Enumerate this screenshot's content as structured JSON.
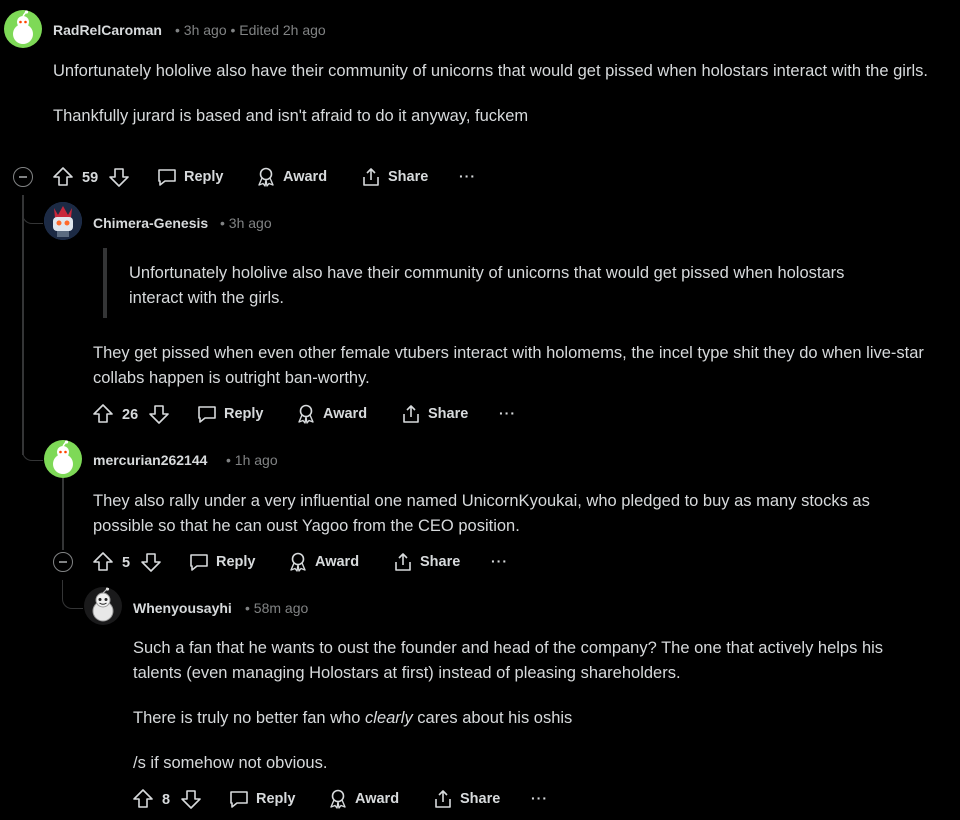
{
  "comments": [
    {
      "author": "RadRelCaroman",
      "meta": "• 3h ago • Edited 2h ago",
      "paragraphs": [
        "Unfortunately hololive also have their community of unicorns that would get pissed when holostars interact with the girls.",
        "Thankfully jurard is based and isn't afraid to do it anyway, fuckem"
      ],
      "votes": "59",
      "actions": {
        "reply": "Reply",
        "award": "Award",
        "share": "Share",
        "more": "···"
      }
    },
    {
      "author": "Chimera-Genesis",
      "meta": "• 3h ago",
      "quote": "Unfortunately hololive also have their community of unicorns that would get pissed when holostars interact with the girls.",
      "paragraphs": [
        "They get pissed when even other female vtubers interact with holomems, the incel type shit they do when live-star collabs happen is outright ban-worthy."
      ],
      "votes": "26",
      "actions": {
        "reply": "Reply",
        "award": "Award",
        "share": "Share",
        "more": "···"
      }
    },
    {
      "author": "mercurian262144",
      "meta": "• 1h ago",
      "paragraphs": [
        "They also rally under a very influential one named UnicornKyoukai, who pledged to buy as many stocks as possible so that he can oust Yagoo from the CEO position."
      ],
      "votes": "5",
      "actions": {
        "reply": "Reply",
        "award": "Award",
        "share": "Share",
        "more": "···"
      }
    },
    {
      "author": "Whenyousayhi",
      "meta": "• 58m ago",
      "paragraphs": [
        "Such a fan that he wants to oust the founder and head of the company? The one that actively helps his talents (even managing Holostars at first) instead of pleasing shareholders."
      ],
      "p2_before": "There is truly no better fan who ",
      "p2_em": "clearly",
      "p2_after": " cares about his oshis",
      "p3": "/s if somehow not obvious.",
      "votes": "8",
      "actions": {
        "reply": "Reply",
        "award": "Award",
        "share": "Share",
        "more": "···"
      }
    }
  ],
  "colors": {
    "background": "#000000",
    "text": "#d7dadc",
    "muted": "#818384",
    "thread": "#343536",
    "avatar_green": "#7ed957"
  }
}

EXERCISE DESCRIPTION:
Take the entries above and copy out all lines with the string "their".

RESPONSE TO THIS TASK:
        "Unfortunately hololive also have their community of unicorns that would get pissed when holostars interact with the girls.",
      "quote": "Unfortunately hololive also have their community of unicorns that would get pissed when holostars interact with the girls.",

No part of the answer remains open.